Emmanuel Macron, Robert Xowie, sénateur de Nouvelle-Calédonie, et Emmanuel Tjibaou, député et président de l’Union calédonienne, lors de la conclusion du Sommet pour l’avenir de la Nouvelle-Calédonie, à Paris, le 12 juillet 2025. JULIEN MUGUET POUR « LE MONDE »
« Bougival, c’est fini. » La sentence de l’Union calédonienne (UC), la principale composante du Front de libération national kanak et socialiste (FNLKS), sur le projet d’accord signé le 12 juillet dans la commune des Yvelines, a été officialisée jeudi 31 août en conférence de presse par Mickaël Forrest, l’un des membres de la délégation qui a participé aux discussions.
La décision prise samedi 26 juillet par le comité directeur du mouvement n’est pas une surprise. Dès le retour de la délégation indépendantiste sur le territoire, les premiers doutes avaient surgi, alimentés par la levée de boucliers des militants, exprimée notamment sur les réseaux sociaux.
L’opposition au texte du président du FLNKS, Christian Tein, également membre de l’UC, a eu tôt fait d’être éventée, avant d’être confirmée officiellement par l’intéressé mardi 29 juillet, lors de sa visite en Corse à l’invitation parti indépendantiste corse Nazione.

++++

*Travail demandé*:
1. D'après le texte sur l'accord de Bougival, qui préside le FLNKS ?
2. Traduisez en anglais cette phrase du texte sur l'accord de Bougival : « La décision prise samedi 26 juillet par le comité directeur du mouvement n'est pas une surprise. »
3. Selon le texte sur l'accord de Bougival, pourquoi la décision du comité directeur n'a-t-elle rien de surprenant ? Répondez en une à trois phrases.

*Données à examiner*:
++++

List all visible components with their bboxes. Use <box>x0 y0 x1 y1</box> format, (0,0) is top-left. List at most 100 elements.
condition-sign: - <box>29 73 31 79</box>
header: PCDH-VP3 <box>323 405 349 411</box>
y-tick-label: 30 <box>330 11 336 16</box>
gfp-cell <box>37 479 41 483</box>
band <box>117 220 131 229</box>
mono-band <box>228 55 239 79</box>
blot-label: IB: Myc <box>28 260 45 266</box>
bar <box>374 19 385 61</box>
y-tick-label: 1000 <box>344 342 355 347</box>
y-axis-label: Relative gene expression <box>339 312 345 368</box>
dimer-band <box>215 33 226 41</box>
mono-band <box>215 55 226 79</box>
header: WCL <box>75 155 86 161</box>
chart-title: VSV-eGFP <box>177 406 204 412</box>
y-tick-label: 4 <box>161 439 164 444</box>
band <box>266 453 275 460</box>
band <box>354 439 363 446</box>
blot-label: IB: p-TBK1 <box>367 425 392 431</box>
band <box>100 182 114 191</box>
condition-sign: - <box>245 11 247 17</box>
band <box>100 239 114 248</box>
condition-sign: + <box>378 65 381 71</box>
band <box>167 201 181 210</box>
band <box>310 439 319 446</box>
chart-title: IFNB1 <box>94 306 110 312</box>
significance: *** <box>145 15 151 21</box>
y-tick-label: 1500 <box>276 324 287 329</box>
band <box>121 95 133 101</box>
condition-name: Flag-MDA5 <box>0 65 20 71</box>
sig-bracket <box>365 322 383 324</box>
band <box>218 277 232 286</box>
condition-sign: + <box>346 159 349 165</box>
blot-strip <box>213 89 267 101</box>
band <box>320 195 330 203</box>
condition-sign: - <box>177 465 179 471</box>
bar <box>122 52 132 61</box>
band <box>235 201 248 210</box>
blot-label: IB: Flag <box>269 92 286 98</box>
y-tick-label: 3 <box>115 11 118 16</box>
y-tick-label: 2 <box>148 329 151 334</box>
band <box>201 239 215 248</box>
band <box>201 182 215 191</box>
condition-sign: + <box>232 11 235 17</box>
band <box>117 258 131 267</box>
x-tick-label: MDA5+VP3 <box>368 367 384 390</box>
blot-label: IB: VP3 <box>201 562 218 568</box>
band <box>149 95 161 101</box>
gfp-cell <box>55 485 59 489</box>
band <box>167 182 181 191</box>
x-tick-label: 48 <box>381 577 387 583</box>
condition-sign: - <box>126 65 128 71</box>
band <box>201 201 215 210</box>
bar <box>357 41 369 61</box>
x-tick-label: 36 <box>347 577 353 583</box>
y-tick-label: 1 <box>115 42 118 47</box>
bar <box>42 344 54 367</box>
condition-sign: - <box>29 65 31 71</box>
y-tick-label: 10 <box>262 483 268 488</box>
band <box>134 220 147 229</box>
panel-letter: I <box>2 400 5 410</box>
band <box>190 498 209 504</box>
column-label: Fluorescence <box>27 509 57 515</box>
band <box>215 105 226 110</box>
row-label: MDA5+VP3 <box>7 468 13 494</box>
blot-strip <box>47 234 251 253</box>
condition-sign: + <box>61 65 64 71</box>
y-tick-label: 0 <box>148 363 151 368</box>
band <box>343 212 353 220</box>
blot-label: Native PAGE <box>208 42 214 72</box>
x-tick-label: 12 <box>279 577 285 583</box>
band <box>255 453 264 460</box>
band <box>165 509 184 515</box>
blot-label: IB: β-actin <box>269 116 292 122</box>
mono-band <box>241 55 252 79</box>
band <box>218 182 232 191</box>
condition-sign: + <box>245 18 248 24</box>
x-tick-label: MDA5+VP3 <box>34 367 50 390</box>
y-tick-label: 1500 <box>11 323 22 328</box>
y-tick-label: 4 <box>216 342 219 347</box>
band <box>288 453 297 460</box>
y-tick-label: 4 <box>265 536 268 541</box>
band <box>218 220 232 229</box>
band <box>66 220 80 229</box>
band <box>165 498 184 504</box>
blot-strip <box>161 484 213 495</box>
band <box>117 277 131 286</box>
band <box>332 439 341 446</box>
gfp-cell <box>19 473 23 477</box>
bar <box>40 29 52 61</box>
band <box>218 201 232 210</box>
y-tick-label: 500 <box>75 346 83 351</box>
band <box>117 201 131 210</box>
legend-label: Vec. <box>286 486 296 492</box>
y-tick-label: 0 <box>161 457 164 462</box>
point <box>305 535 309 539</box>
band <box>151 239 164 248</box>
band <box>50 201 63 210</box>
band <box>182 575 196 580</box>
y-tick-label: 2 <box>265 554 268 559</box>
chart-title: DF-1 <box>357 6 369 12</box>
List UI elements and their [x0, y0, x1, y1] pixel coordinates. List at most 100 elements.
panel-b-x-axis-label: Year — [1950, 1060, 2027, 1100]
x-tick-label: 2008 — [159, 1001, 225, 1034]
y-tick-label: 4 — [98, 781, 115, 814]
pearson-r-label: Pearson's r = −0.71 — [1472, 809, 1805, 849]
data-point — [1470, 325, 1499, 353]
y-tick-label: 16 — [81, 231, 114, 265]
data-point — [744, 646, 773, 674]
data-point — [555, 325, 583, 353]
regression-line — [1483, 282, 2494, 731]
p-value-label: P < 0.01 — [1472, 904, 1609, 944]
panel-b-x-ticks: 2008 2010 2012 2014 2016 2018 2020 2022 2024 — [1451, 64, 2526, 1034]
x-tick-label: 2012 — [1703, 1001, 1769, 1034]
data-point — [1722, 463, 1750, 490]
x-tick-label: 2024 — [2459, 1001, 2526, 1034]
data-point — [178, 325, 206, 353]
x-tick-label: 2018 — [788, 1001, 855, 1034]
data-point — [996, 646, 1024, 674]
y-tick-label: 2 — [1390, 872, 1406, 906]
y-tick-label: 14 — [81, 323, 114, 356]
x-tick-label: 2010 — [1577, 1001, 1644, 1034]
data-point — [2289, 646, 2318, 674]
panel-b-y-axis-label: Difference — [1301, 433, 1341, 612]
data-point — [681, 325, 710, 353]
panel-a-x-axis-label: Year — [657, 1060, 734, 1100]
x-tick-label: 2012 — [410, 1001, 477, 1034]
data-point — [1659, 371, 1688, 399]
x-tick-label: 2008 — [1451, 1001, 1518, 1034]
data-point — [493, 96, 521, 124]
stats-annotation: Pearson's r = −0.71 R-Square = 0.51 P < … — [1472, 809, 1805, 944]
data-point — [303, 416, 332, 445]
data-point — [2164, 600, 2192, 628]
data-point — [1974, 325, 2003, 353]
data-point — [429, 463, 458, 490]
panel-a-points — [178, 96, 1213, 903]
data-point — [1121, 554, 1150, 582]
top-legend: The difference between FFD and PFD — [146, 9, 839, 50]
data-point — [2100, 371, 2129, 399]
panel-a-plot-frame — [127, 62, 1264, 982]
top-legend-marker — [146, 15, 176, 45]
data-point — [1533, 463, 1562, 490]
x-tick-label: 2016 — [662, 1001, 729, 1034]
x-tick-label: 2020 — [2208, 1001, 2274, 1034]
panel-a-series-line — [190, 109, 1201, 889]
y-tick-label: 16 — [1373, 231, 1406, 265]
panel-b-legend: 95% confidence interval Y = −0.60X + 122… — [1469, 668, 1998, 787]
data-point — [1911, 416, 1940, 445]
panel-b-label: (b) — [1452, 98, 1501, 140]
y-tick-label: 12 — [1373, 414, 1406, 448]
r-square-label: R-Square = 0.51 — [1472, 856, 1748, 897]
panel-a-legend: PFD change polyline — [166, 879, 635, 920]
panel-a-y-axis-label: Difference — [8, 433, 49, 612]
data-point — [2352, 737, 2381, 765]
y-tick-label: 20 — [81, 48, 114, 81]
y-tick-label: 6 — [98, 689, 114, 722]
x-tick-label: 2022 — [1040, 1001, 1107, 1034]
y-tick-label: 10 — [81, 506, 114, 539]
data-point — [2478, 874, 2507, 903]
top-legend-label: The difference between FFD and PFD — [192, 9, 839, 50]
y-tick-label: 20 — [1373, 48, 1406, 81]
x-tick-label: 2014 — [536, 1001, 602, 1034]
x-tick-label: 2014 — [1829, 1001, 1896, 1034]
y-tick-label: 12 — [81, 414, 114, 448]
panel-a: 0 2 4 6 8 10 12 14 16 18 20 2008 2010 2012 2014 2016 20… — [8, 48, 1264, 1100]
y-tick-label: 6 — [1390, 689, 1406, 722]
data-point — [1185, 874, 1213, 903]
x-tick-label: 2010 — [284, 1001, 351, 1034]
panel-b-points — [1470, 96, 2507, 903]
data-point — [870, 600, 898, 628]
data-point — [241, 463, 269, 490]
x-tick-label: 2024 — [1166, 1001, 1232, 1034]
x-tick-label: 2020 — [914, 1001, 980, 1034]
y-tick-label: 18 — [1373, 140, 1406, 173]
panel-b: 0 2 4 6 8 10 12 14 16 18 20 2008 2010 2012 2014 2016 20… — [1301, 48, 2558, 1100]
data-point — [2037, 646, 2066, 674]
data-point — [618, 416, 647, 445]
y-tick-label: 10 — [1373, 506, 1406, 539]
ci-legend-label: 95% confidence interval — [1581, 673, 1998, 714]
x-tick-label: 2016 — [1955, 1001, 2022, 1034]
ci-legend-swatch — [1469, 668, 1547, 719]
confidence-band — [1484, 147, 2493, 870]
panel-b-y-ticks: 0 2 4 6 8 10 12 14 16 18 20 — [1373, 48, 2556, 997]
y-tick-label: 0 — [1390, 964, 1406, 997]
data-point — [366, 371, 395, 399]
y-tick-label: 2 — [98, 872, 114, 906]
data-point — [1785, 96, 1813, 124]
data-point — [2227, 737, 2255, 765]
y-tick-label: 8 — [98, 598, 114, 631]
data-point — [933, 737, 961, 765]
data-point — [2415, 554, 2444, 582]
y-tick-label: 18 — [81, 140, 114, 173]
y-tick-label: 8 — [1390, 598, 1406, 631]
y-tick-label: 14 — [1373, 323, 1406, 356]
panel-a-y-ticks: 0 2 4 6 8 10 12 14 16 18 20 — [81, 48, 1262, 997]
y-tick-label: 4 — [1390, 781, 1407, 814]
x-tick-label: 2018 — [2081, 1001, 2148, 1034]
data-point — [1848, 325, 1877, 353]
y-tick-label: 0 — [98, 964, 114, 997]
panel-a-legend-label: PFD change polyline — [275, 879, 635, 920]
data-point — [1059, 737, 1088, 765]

++++

*Réponses numérotées*:
1. Christian Tein.

2. The decision made on Saturday, July 26, by the movement's steering committee is not a surprise.

3. Dès le retour de la délégation indépendantiste sur le territoire, des doutes étaient apparus. Ils étaient nourris par la levée de boucliers des militants, exprimée notamment sur les réseaux sociaux.